(Structured figure records)
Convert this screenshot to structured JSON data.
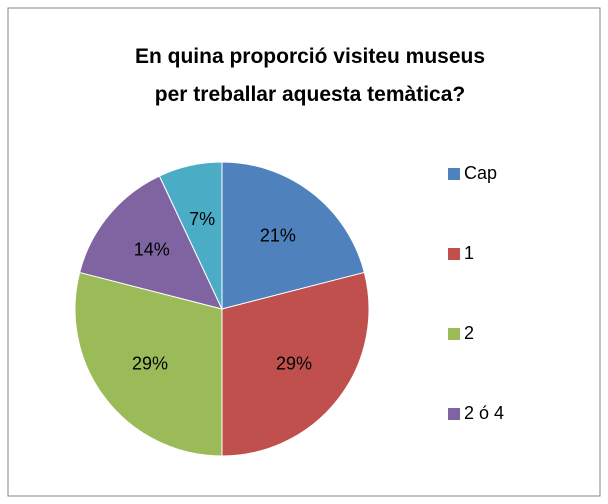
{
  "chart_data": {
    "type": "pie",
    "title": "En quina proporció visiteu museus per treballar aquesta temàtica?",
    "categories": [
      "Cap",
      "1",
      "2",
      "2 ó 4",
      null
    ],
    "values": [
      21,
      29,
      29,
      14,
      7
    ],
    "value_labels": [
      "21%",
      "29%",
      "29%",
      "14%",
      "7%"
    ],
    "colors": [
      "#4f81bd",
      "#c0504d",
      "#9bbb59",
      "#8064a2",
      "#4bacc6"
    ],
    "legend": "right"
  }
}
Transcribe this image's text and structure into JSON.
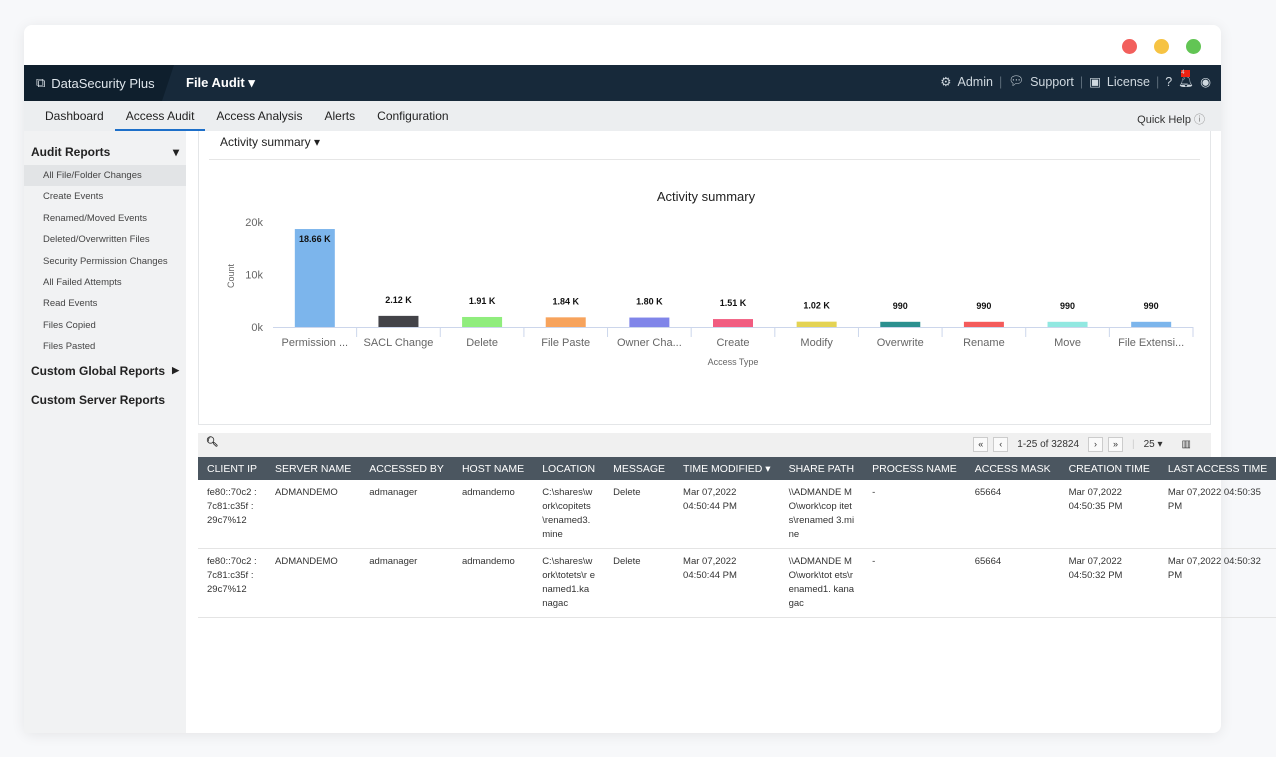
--
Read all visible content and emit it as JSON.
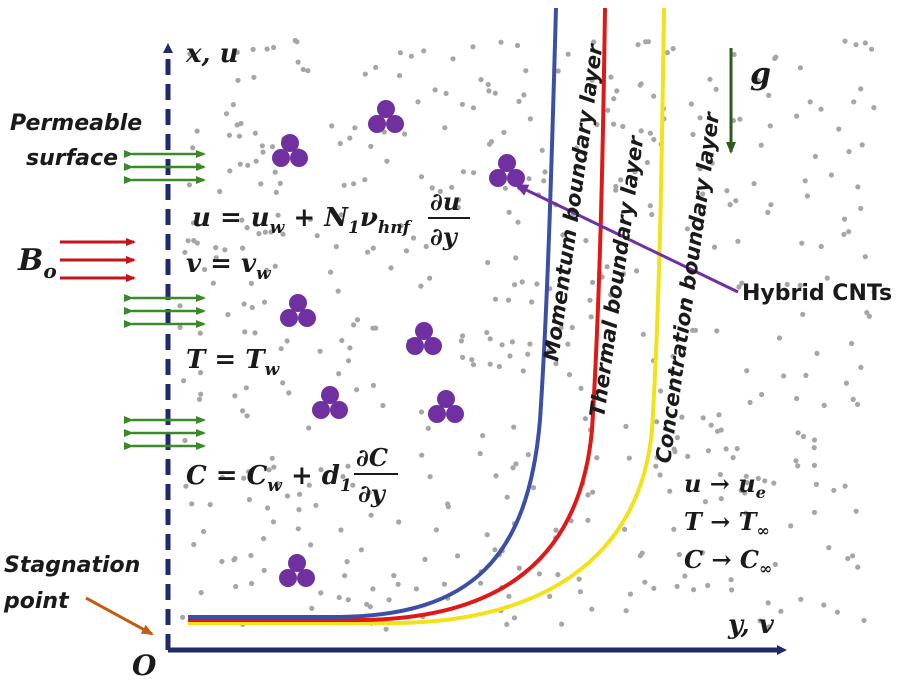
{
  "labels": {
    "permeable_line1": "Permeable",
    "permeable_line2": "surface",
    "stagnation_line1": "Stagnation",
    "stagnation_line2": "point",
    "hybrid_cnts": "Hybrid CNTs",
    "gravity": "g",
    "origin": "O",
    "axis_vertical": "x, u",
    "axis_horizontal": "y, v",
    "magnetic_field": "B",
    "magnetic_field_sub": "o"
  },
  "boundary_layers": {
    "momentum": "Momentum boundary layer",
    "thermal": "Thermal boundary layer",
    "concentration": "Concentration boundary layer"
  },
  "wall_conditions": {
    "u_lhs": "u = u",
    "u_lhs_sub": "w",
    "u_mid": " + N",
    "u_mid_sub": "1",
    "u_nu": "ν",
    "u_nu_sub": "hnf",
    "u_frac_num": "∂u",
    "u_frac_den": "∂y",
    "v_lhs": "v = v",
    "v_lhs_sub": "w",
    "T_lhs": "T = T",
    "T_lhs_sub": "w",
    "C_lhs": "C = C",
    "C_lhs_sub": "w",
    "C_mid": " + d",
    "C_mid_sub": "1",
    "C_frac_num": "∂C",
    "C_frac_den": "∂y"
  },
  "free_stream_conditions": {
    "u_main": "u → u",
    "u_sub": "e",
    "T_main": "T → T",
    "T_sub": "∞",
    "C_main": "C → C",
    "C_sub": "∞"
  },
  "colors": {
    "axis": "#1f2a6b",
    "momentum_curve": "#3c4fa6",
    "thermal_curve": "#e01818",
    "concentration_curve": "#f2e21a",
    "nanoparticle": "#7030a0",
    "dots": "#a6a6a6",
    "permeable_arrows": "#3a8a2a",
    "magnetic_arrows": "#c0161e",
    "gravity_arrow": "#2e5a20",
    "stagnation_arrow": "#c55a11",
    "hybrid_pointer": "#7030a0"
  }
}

TASK >>
Nothing but the lines from the one with "Convert this screenshot" through the one with "Transcribe this image's" should be copied, word for word. Pictures are left out.

TASK ANSWER >>
Convert this screenshot to structured JSON data.
{
  "chart_data": {
    "type": "pie",
    "title": "En quina proporció visiteu museus per treballar aquesta temàtica?",
    "categories": [
      "Cap",
      "1",
      "2",
      "2 ó 4",
      null
    ],
    "values": [
      21,
      29,
      29,
      14,
      7
    ],
    "value_labels": [
      "21%",
      "29%",
      "29%",
      "14%",
      "7%"
    ],
    "colors": [
      "#4f81bd",
      "#c0504d",
      "#9bbb59",
      "#8064a2",
      "#4bacc6"
    ],
    "legend": "right"
  }
}
Transcribe this image's text and structure into JSON.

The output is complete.